[AIM] Can you output the material exactly as written, minus any pictures it holds?

[DATASET EXTRACT]
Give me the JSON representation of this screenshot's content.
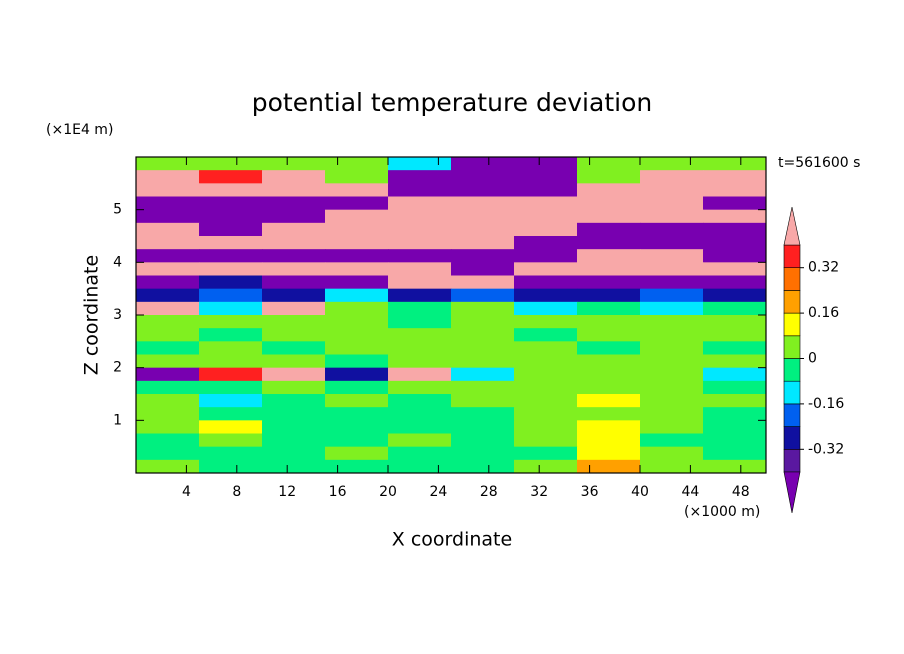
{
  "chart_data": {
    "type": "contour",
    "title": "potential temperature deviation",
    "y_unit": "(×1E4 m)",
    "x_unit": "(×1000 m)",
    "time_label": "t=561600 s",
    "xlabel": "X coordinate",
    "ylabel": "Z coordinate",
    "xlim": [
      0,
      50
    ],
    "ylim": [
      0,
      6
    ],
    "xticks": [
      4,
      8,
      12,
      16,
      20,
      24,
      28,
      32,
      36,
      40,
      44,
      48
    ],
    "yticks": [
      1,
      2,
      3,
      4,
      5
    ],
    "x": [
      2.5,
      7.5,
      12.5,
      17.5,
      22.5,
      27.5,
      32.5,
      37.5,
      42.5,
      47.5
    ],
    "y": [
      5.875,
      5.625,
      5.375,
      5.125,
      4.875,
      4.625,
      4.375,
      4.125,
      3.875,
      3.625,
      3.375,
      3.125,
      2.875,
      2.625,
      2.375,
      2.125,
      1.875,
      1.625,
      1.375,
      1.125,
      0.875,
      0.625,
      0.375,
      0.125
    ],
    "z": [
      [
        0.04,
        0.04,
        0.04,
        0.04,
        -0.1,
        -0.5,
        -0.5,
        0.04,
        0.04,
        0.04
      ],
      [
        0.5,
        0.36,
        0.5,
        0.04,
        -0.5,
        -0.5,
        -0.5,
        0.04,
        0.5,
        0.5
      ],
      [
        0.5,
        0.5,
        0.5,
        0.5,
        -0.5,
        -0.5,
        -0.5,
        0.5,
        0.5,
        0.5
      ],
      [
        -0.5,
        -0.5,
        -0.5,
        -0.5,
        0.5,
        0.5,
        0.5,
        0.5,
        0.5,
        -0.5
      ],
      [
        -0.5,
        -0.5,
        -0.5,
        0.5,
        0.5,
        0.5,
        0.5,
        0.5,
        0.5,
        0.5
      ],
      [
        0.5,
        -0.5,
        0.5,
        0.5,
        0.5,
        0.5,
        0.5,
        -0.5,
        -0.5,
        -0.5
      ],
      [
        0.5,
        0.5,
        0.5,
        0.5,
        0.5,
        0.5,
        -0.5,
        -0.5,
        -0.5,
        -0.5
      ],
      [
        -0.5,
        -0.5,
        -0.5,
        -0.5,
        -0.5,
        -0.5,
        -0.5,
        0.5,
        0.5,
        -0.5
      ],
      [
        0.5,
        0.5,
        0.5,
        0.5,
        0.5,
        -0.5,
        0.5,
        0.5,
        0.5,
        0.5
      ],
      [
        -0.5,
        -0.3,
        -0.5,
        -0.5,
        0.5,
        0.5,
        -0.5,
        -0.5,
        -0.5,
        -0.5
      ],
      [
        -0.3,
        -0.2,
        -0.3,
        -0.1,
        -0.3,
        -0.2,
        -0.3,
        -0.3,
        -0.2,
        -0.3
      ],
      [
        0.5,
        -0.1,
        0.5,
        0.04,
        -0.04,
        0.04,
        -0.1,
        -0.04,
        -0.1,
        -0.04
      ],
      [
        0.04,
        0.04,
        0.04,
        0.04,
        -0.04,
        0.04,
        0.04,
        0.04,
        0.04,
        0.04
      ],
      [
        0.04,
        -0.04,
        0.04,
        0.04,
        0.04,
        0.04,
        -0.04,
        0.04,
        0.04,
        0.04
      ],
      [
        -0.04,
        0.04,
        -0.04,
        0.04,
        0.04,
        0.04,
        0.04,
        -0.04,
        0.04,
        -0.04
      ],
      [
        0.04,
        0.04,
        0.04,
        -0.04,
        0.04,
        0.04,
        0.04,
        0.04,
        0.04,
        0.04
      ],
      [
        -0.5,
        0.36,
        0.5,
        -0.3,
        0.5,
        -0.1,
        0.04,
        0.04,
        0.04,
        -0.1
      ],
      [
        -0.04,
        -0.04,
        0.04,
        -0.04,
        0.04,
        0.04,
        0.04,
        0.04,
        0.04,
        -0.04
      ],
      [
        0.04,
        -0.1,
        -0.04,
        0.04,
        -0.04,
        0.04,
        0.04,
        0.12,
        0.04,
        0.04
      ],
      [
        0.04,
        -0.04,
        -0.04,
        -0.04,
        -0.04,
        -0.04,
        0.04,
        0.04,
        0.04,
        -0.04
      ],
      [
        0.04,
        0.12,
        -0.04,
        -0.04,
        -0.04,
        -0.04,
        0.04,
        0.12,
        0.04,
        -0.04
      ],
      [
        -0.04,
        0.04,
        -0.04,
        -0.04,
        0.04,
        -0.04,
        0.04,
        0.12,
        -0.04,
        -0.04
      ],
      [
        -0.04,
        -0.04,
        -0.04,
        0.04,
        -0.04,
        -0.04,
        -0.04,
        0.12,
        0.04,
        -0.04
      ],
      [
        0.04,
        -0.04,
        -0.04,
        -0.04,
        -0.04,
        -0.04,
        0.04,
        0.2,
        0.04,
        0.04
      ]
    ],
    "levels": [
      -0.4,
      -0.32,
      -0.24,
      -0.16,
      -0.08,
      0,
      0.08,
      0.16,
      0.24,
      0.32,
      0.4
    ],
    "colors": [
      "#7800b0",
      "#5a18a0",
      "#1010a0",
      "#0060f0",
      "#00e8ff",
      "#00f080",
      "#80f020",
      "#ffff00",
      "#ffa000",
      "#ff7000",
      "#ff2020",
      "#f8a8a8"
    ],
    "colorbar_ticks": [
      -0.32,
      -0.16,
      0,
      0.16,
      0.32
    ]
  }
}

[RESPONSE BELOW]
Give me the JSON representation of this screenshot's content.
{
  "chart_data": {
    "type": "contour",
    "title": "potential temperature deviation",
    "y_unit": "(×1E4 m)",
    "x_unit": "(×1000 m)",
    "time_label": "t=561600 s",
    "xlabel": "X coordinate",
    "ylabel": "Z coordinate",
    "xlim": [
      0,
      50
    ],
    "ylim": [
      0,
      6
    ],
    "xticks": [
      4,
      8,
      12,
      16,
      20,
      24,
      28,
      32,
      36,
      40,
      44,
      48
    ],
    "yticks": [
      1,
      2,
      3,
      4,
      5
    ],
    "x": [
      2.5,
      7.5,
      12.5,
      17.5,
      22.5,
      27.5,
      32.5,
      37.5,
      42.5,
      47.5
    ],
    "y": [
      5.875,
      5.625,
      5.375,
      5.125,
      4.875,
      4.625,
      4.375,
      4.125,
      3.875,
      3.625,
      3.375,
      3.125,
      2.875,
      2.625,
      2.375,
      2.125,
      1.875,
      1.625,
      1.375,
      1.125,
      0.875,
      0.625,
      0.375,
      0.125
    ],
    "z": [
      [
        0.04,
        0.04,
        0.04,
        0.04,
        -0.1,
        -0.5,
        -0.5,
        0.04,
        0.04,
        0.04
      ],
      [
        0.5,
        0.36,
        0.5,
        0.04,
        -0.5,
        -0.5,
        -0.5,
        0.04,
        0.5,
        0.5
      ],
      [
        0.5,
        0.5,
        0.5,
        0.5,
        -0.5,
        -0.5,
        -0.5,
        0.5,
        0.5,
        0.5
      ],
      [
        -0.5,
        -0.5,
        -0.5,
        -0.5,
        0.5,
        0.5,
        0.5,
        0.5,
        0.5,
        -0.5
      ],
      [
        -0.5,
        -0.5,
        -0.5,
        0.5,
        0.5,
        0.5,
        0.5,
        0.5,
        0.5,
        0.5
      ],
      [
        0.5,
        -0.5,
        0.5,
        0.5,
        0.5,
        0.5,
        0.5,
        -0.5,
        -0.5,
        -0.5
      ],
      [
        0.5,
        0.5,
        0.5,
        0.5,
        0.5,
        0.5,
        -0.5,
        -0.5,
        -0.5,
        -0.5
      ],
      [
        -0.5,
        -0.5,
        -0.5,
        -0.5,
        -0.5,
        -0.5,
        -0.5,
        0.5,
        0.5,
        -0.5
      ],
      [
        0.5,
        0.5,
        0.5,
        0.5,
        0.5,
        -0.5,
        0.5,
        0.5,
        0.5,
        0.5
      ],
      [
        -0.5,
        -0.3,
        -0.5,
        -0.5,
        0.5,
        0.5,
        -0.5,
        -0.5,
        -0.5,
        -0.5
      ],
      [
        -0.3,
        -0.2,
        -0.3,
        -0.1,
        -0.3,
        -0.2,
        -0.3,
        -0.3,
        -0.2,
        -0.3
      ],
      [
        0.5,
        -0.1,
        0.5,
        0.04,
        -0.04,
        0.04,
        -0.1,
        -0.04,
        -0.1,
        -0.04
      ],
      [
        0.04,
        0.04,
        0.04,
        0.04,
        -0.04,
        0.04,
        0.04,
        0.04,
        0.04,
        0.04
      ],
      [
        0.04,
        -0.04,
        0.04,
        0.04,
        0.04,
        0.04,
        -0.04,
        0.04,
        0.04,
        0.04
      ],
      [
        -0.04,
        0.04,
        -0.04,
        0.04,
        0.04,
        0.04,
        0.04,
        -0.04,
        0.04,
        -0.04
      ],
      [
        0.04,
        0.04,
        0.04,
        -0.04,
        0.04,
        0.04,
        0.04,
        0.04,
        0.04,
        0.04
      ],
      [
        -0.5,
        0.36,
        0.5,
        -0.3,
        0.5,
        -0.1,
        0.04,
        0.04,
        0.04,
        -0.1
      ],
      [
        -0.04,
        -0.04,
        0.04,
        -0.04,
        0.04,
        0.04,
        0.04,
        0.04,
        0.04,
        -0.04
      ],
      [
        0.04,
        -0.1,
        -0.04,
        0.04,
        -0.04,
        0.04,
        0.04,
        0.12,
        0.04,
        0.04
      ],
      [
        0.04,
        -0.04,
        -0.04,
        -0.04,
        -0.04,
        -0.04,
        0.04,
        0.04,
        0.04,
        -0.04
      ],
      [
        0.04,
        0.12,
        -0.04,
        -0.04,
        -0.04,
        -0.04,
        0.04,
        0.12,
        0.04,
        -0.04
      ],
      [
        -0.04,
        0.04,
        -0.04,
        -0.04,
        0.04,
        -0.04,
        0.04,
        0.12,
        -0.04,
        -0.04
      ],
      [
        -0.04,
        -0.04,
        -0.04,
        0.04,
        -0.04,
        -0.04,
        -0.04,
        0.12,
        0.04,
        -0.04
      ],
      [
        0.04,
        -0.04,
        -0.04,
        -0.04,
        -0.04,
        -0.04,
        0.04,
        0.2,
        0.04,
        0.04
      ]
    ],
    "levels": [
      -0.4,
      -0.32,
      -0.24,
      -0.16,
      -0.08,
      0,
      0.08,
      0.16,
      0.24,
      0.32,
      0.4
    ],
    "colors": [
      "#7800b0",
      "#5a18a0",
      "#1010a0",
      "#0060f0",
      "#00e8ff",
      "#00f080",
      "#80f020",
      "#ffff00",
      "#ffa000",
      "#ff7000",
      "#ff2020",
      "#f8a8a8"
    ],
    "colorbar_ticks": [
      -0.32,
      -0.16,
      0,
      0.16,
      0.32
    ]
  }
}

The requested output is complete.